***** Material *****
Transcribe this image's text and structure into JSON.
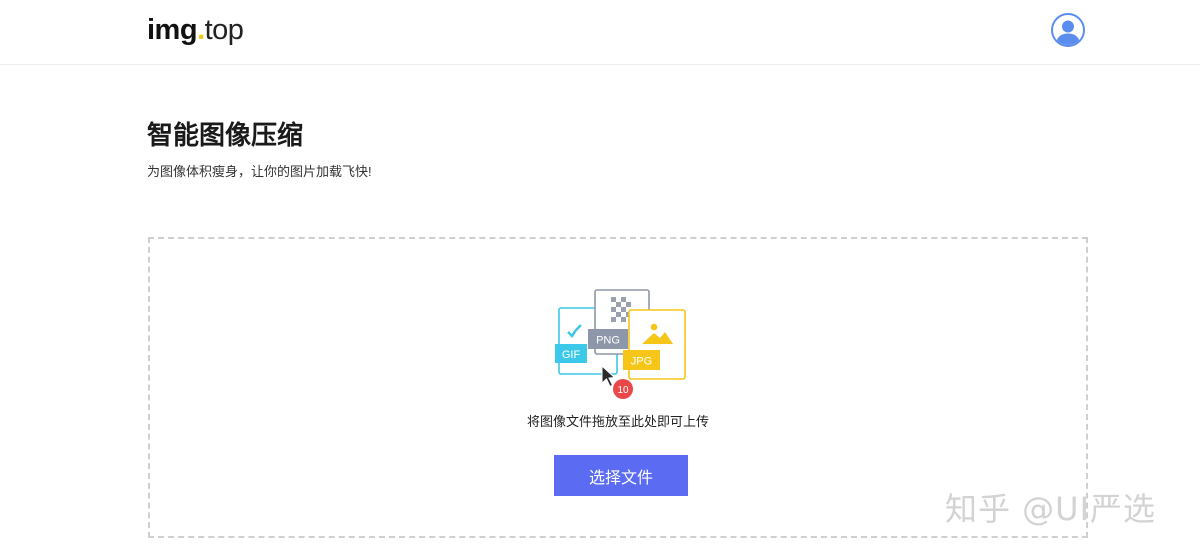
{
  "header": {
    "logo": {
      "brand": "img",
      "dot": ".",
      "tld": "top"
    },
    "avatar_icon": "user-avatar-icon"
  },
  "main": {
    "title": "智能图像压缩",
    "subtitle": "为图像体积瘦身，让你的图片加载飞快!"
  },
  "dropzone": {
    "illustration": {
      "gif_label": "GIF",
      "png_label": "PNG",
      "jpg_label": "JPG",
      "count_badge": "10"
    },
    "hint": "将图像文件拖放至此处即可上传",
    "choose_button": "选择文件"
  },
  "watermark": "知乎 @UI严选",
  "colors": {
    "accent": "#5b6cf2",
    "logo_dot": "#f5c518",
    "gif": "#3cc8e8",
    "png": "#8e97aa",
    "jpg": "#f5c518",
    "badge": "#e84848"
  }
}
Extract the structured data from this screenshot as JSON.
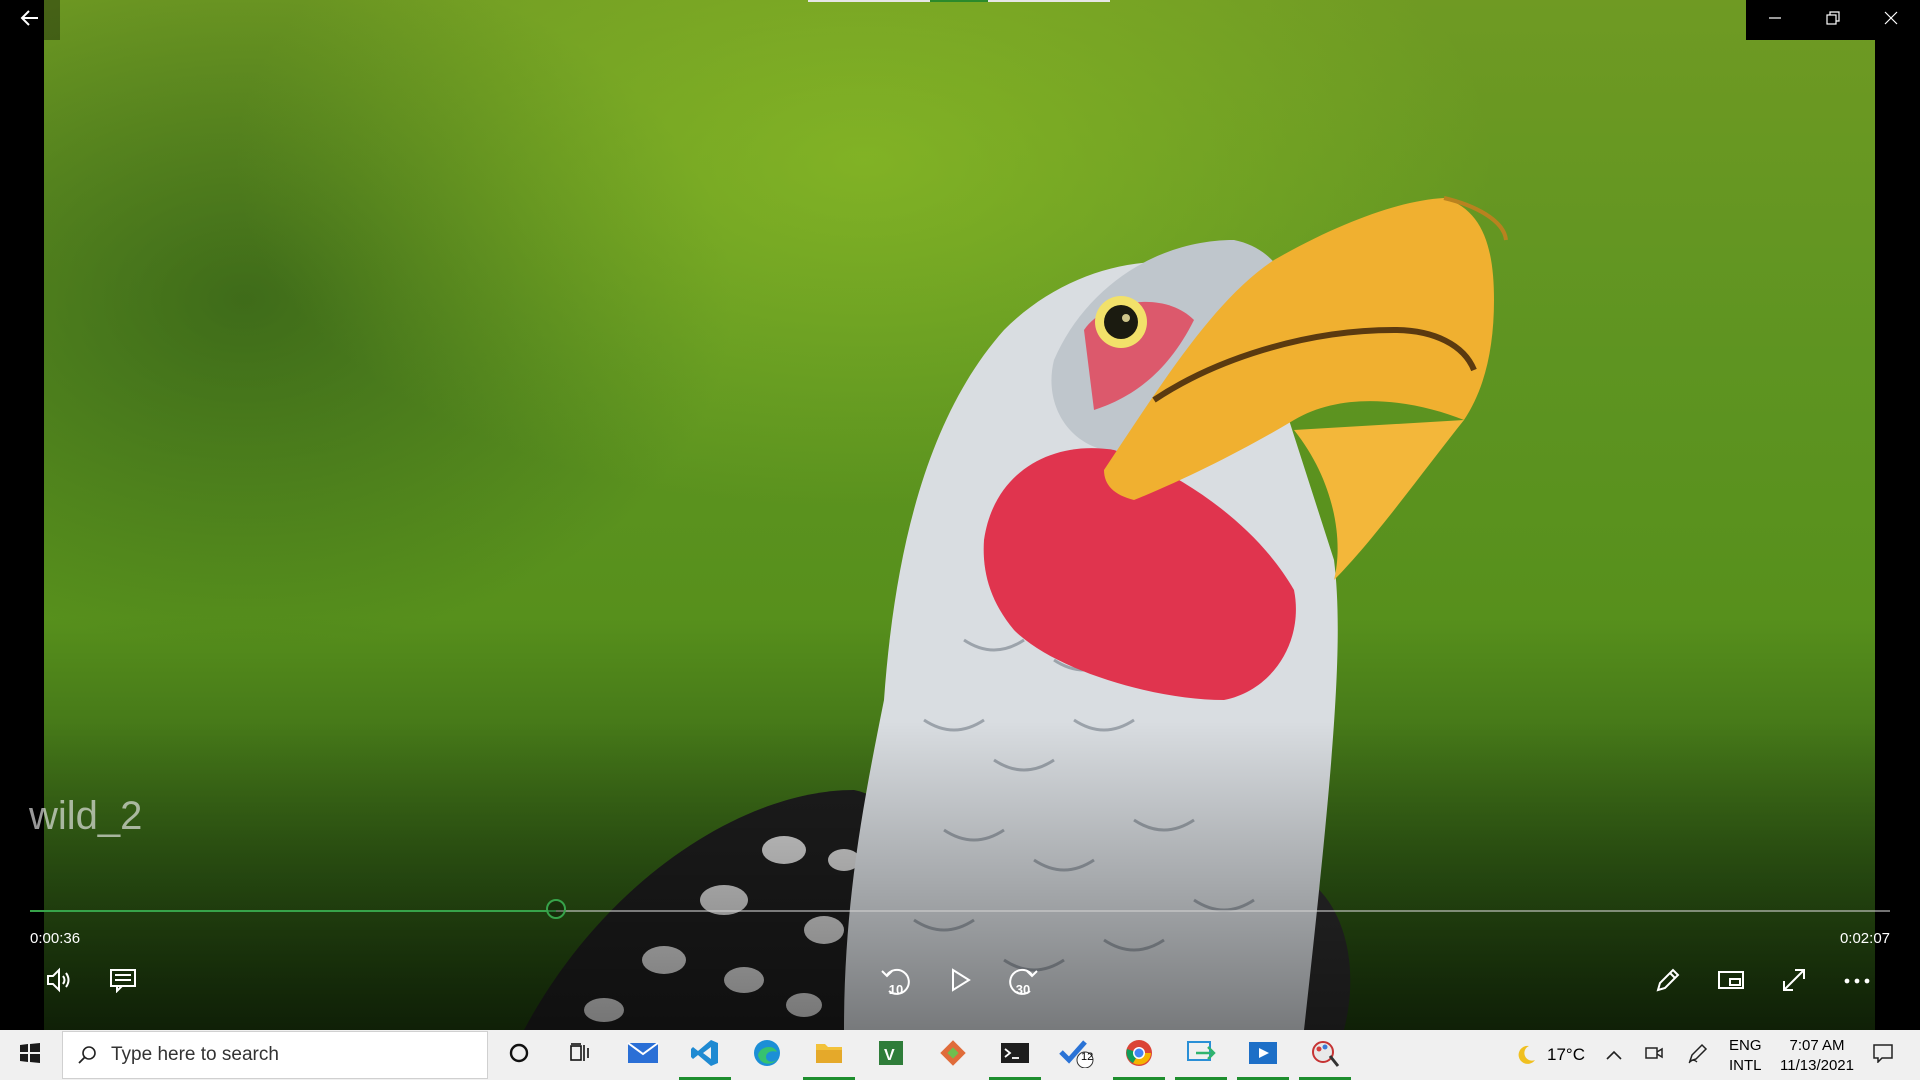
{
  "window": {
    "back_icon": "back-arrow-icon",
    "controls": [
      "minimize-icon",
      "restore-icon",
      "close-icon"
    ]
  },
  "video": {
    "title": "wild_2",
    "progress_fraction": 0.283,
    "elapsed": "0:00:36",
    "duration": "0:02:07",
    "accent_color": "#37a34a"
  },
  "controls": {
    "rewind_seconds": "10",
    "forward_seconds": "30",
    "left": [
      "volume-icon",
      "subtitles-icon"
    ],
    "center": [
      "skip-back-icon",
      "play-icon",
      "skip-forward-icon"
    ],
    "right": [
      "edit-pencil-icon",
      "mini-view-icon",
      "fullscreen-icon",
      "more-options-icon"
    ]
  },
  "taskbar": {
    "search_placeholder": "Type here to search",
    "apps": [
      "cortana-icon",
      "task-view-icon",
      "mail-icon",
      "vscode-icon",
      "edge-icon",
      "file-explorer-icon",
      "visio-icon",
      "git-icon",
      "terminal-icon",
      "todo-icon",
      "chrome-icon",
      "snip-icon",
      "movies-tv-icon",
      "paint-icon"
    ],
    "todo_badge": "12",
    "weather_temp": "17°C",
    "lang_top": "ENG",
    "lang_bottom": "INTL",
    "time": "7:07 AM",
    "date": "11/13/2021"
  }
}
*****
### What is asked
Take only the line containing "Extract the structured" and every line after it to the end of the entries, and copy them exactly, pictures excluded.

### Answer to the exercise
Extract the structured data from this screenshot as JSON.
{
  "window": {
    "back_icon": "back-arrow-icon",
    "controls": [
      "minimize-icon",
      "restore-icon",
      "close-icon"
    ]
  },
  "video": {
    "title": "wild_2",
    "progress_fraction": 0.283,
    "elapsed": "0:00:36",
    "duration": "0:02:07",
    "accent_color": "#37a34a"
  },
  "controls": {
    "rewind_seconds": "10",
    "forward_seconds": "30",
    "left": [
      "volume-icon",
      "subtitles-icon"
    ],
    "center": [
      "skip-back-icon",
      "play-icon",
      "skip-forward-icon"
    ],
    "right": [
      "edit-pencil-icon",
      "mini-view-icon",
      "fullscreen-icon",
      "more-options-icon"
    ]
  },
  "taskbar": {
    "search_placeholder": "Type here to search",
    "apps": [
      "cortana-icon",
      "task-view-icon",
      "mail-icon",
      "vscode-icon",
      "edge-icon",
      "file-explorer-icon",
      "visio-icon",
      "git-icon",
      "terminal-icon",
      "todo-icon",
      "chrome-icon",
      "snip-icon",
      "movies-tv-icon",
      "paint-icon"
    ],
    "todo_badge": "12",
    "weather_temp": "17°C",
    "lang_top": "ENG",
    "lang_bottom": "INTL",
    "time": "7:07 AM",
    "date": "11/13/2021"
  }
}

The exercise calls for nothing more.